## EXERCISE AIM
Search the entries below. Return every line that has "HaploCart" in it.
** Start of RECORDS SUPPLIED **
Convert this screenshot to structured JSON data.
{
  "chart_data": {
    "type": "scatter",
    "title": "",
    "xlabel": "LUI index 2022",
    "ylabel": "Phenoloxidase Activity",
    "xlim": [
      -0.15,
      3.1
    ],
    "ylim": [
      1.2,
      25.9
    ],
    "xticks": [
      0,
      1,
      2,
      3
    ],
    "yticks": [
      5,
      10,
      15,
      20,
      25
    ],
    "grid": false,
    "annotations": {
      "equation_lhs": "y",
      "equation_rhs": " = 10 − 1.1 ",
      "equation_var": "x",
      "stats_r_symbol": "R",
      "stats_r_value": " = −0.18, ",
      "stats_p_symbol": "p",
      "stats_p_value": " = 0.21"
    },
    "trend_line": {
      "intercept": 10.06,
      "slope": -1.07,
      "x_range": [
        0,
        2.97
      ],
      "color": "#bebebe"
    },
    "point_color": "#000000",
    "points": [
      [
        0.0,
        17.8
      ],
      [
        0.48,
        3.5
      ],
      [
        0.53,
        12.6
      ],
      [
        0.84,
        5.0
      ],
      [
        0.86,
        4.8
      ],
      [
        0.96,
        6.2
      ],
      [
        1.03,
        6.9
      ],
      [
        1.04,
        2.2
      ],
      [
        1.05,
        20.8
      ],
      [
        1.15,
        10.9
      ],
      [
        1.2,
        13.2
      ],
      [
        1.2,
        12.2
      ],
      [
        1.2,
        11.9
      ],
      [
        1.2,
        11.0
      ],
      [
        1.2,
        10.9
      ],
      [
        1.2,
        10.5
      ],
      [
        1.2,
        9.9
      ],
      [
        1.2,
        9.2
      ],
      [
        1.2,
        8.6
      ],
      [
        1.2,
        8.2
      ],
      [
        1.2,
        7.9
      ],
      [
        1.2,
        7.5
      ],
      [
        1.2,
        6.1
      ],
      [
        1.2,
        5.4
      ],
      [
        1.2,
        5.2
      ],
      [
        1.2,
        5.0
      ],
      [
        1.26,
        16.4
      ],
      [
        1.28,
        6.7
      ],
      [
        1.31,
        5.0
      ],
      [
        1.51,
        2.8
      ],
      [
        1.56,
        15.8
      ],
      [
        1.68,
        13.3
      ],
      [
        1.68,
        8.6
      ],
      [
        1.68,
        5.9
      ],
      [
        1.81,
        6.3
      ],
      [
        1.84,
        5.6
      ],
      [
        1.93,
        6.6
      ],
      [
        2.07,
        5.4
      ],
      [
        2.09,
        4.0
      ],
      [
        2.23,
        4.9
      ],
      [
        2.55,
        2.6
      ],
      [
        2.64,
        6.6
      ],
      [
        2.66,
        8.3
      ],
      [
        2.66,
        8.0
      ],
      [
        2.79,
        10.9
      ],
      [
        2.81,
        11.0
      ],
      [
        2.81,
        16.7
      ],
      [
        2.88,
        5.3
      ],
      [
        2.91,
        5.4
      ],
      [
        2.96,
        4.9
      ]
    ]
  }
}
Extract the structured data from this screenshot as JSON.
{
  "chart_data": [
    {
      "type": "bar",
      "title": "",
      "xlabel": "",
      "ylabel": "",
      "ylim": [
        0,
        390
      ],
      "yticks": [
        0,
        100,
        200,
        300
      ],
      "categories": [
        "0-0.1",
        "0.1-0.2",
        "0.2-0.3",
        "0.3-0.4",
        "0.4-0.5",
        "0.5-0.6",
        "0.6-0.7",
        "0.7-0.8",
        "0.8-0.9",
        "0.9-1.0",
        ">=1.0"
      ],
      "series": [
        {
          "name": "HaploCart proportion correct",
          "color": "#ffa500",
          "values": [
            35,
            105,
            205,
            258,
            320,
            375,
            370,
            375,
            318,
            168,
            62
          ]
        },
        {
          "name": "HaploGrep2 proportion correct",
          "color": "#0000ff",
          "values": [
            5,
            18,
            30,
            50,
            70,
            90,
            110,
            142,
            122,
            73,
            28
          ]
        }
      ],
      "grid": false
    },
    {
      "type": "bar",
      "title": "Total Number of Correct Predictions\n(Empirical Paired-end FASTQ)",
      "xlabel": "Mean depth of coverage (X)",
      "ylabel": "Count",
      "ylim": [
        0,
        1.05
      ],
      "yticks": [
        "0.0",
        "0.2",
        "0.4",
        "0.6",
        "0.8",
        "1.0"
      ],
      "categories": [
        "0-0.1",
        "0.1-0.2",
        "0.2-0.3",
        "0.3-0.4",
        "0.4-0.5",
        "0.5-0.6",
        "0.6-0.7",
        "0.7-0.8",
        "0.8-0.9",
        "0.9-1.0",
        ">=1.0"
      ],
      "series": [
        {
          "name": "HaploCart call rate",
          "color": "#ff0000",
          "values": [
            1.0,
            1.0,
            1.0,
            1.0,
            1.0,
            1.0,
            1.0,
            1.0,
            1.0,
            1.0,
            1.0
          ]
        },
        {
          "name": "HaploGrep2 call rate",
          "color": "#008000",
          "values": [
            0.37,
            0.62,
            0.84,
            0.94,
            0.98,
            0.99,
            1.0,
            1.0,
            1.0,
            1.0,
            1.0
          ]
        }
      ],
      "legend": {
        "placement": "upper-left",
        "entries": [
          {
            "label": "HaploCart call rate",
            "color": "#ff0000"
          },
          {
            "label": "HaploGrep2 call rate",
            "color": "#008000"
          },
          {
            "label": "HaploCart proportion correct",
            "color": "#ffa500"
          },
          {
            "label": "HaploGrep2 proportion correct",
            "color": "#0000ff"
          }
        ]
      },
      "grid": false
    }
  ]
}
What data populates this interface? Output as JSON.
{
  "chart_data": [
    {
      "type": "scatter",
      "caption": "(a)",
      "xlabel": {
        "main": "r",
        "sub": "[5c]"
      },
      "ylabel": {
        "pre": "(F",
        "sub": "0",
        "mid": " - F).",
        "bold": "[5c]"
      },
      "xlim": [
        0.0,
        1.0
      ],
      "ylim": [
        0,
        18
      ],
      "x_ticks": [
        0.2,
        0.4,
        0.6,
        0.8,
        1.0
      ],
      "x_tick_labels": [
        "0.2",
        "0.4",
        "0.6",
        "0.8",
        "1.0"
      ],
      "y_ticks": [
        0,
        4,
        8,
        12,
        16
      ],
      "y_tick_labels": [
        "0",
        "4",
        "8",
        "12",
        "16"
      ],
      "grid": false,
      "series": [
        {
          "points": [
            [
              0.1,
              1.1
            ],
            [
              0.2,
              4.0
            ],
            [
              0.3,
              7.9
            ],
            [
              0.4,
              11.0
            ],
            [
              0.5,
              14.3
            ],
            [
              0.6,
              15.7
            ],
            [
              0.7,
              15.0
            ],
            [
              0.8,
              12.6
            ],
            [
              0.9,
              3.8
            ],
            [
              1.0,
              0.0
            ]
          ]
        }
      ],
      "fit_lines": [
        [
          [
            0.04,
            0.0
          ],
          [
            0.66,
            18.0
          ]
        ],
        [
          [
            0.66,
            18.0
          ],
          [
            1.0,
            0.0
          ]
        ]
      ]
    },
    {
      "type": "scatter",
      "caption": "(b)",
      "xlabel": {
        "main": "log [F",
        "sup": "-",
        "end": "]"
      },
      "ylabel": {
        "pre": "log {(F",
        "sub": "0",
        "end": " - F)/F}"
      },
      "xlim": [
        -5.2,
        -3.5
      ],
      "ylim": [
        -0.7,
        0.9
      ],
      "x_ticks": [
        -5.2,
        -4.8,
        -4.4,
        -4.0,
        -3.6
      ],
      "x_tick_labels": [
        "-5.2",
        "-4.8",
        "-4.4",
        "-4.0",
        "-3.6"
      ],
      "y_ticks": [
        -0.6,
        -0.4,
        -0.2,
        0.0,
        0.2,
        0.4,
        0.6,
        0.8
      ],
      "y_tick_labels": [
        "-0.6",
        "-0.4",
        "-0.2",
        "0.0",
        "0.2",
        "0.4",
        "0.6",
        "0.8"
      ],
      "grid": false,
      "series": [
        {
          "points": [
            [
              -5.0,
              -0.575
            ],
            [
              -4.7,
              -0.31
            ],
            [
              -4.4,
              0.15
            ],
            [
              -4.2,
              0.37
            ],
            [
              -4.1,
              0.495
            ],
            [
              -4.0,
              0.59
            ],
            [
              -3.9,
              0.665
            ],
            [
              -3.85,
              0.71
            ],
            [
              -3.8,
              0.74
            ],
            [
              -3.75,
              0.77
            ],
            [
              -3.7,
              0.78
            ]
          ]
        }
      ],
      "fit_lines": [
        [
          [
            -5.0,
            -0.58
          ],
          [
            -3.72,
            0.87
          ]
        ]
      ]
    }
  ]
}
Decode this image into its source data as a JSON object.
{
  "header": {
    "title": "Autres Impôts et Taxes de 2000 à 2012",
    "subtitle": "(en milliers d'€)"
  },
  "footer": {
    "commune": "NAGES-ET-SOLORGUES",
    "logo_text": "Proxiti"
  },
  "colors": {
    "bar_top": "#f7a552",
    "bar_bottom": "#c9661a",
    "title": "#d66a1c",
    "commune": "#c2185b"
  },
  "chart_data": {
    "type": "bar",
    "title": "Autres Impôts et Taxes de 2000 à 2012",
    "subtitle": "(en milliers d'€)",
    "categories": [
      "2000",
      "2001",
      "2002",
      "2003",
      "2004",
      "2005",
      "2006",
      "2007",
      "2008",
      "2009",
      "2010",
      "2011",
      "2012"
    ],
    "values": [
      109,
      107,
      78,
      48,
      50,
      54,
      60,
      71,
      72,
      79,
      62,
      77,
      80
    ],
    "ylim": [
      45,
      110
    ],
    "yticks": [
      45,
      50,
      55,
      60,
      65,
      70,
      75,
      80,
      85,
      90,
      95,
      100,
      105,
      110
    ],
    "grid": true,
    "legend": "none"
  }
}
** End of RECORDS SUPPLIED **
## TASK RESPONSE
          "name": "HaploCart proportion correct",
          "name": "HaploCart call rate",
            "label": "HaploCart call rate",
            "label": "HaploCart proportion correct",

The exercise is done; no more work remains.